WORK INSTRUCTIONS: Extract every line that contains the word "核心算法".

## BEGIN TASK MATERIAL

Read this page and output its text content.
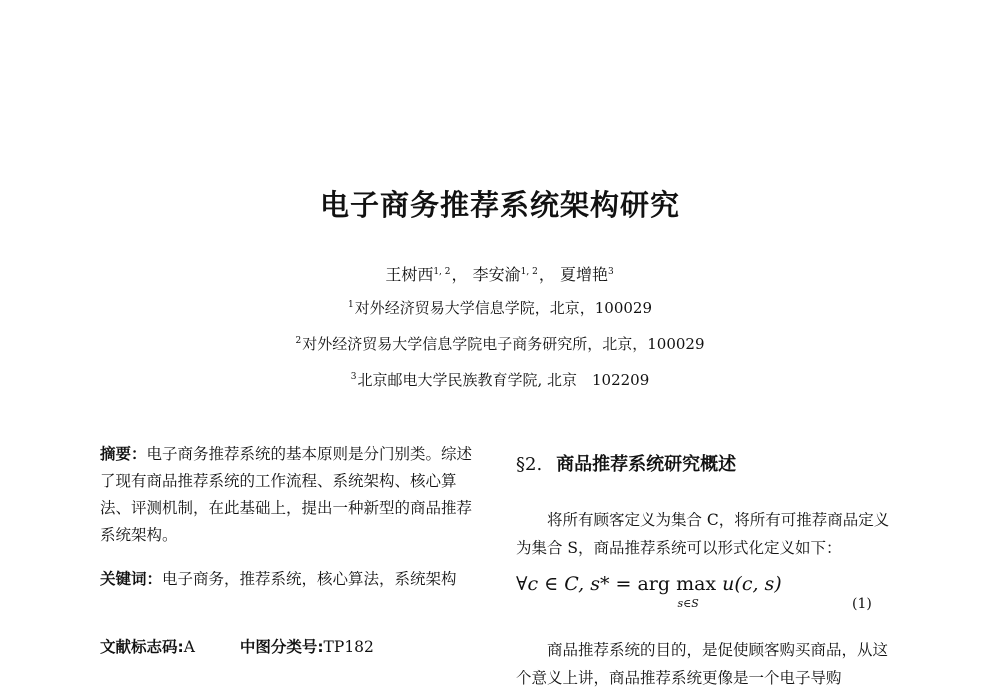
电子商务推荐系统架构研究
王树西$^{1, 2}$， 李安渝$^{1, 2}$， 夏增艳$^3$
$^1$对外经济贸易大学信息学院，北京，100029
$^2$对外经济贸易大学信息学院电子商务研究所，北京，100029
$^3$北京邮电大学民族教育学院, 北京　102209
摘要：电子商务推荐系统的基本原则是分门别类。综述了现有商品推荐系统的工作流程、系统架构、核心算法、评测机制，在此基础上，提出一种新型的商品推荐系统架构。
关键词：电子商务，推荐系统，核心算法，系统架构
文献标志码:A	中图分类号:TP182
§2. 商品推荐系统研究概述
将所有顾客定义为集合 C，将所有可推荐商品定义为集合 S，商品推荐系统可以形式化定义如下：
∀c ∈ C, s* = arg max
s∈S
u(c, s)
(1)
商品推荐系统的目的，是促使顾客购买商品，从这个意义上讲，商品推荐系统更像是一个电子导购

## END TASK MATERIAL

CORRECT OUTPUT:
摘要：电子商务推荐系统的基本原则是分门别类。综述了现有商品推荐系统的工作流程、系统架构、核心算法、评测机制，在此基础上，提出一种新型的商品推荐系统架构。
关键词：电子商务，推荐系统，核心算法，系统架构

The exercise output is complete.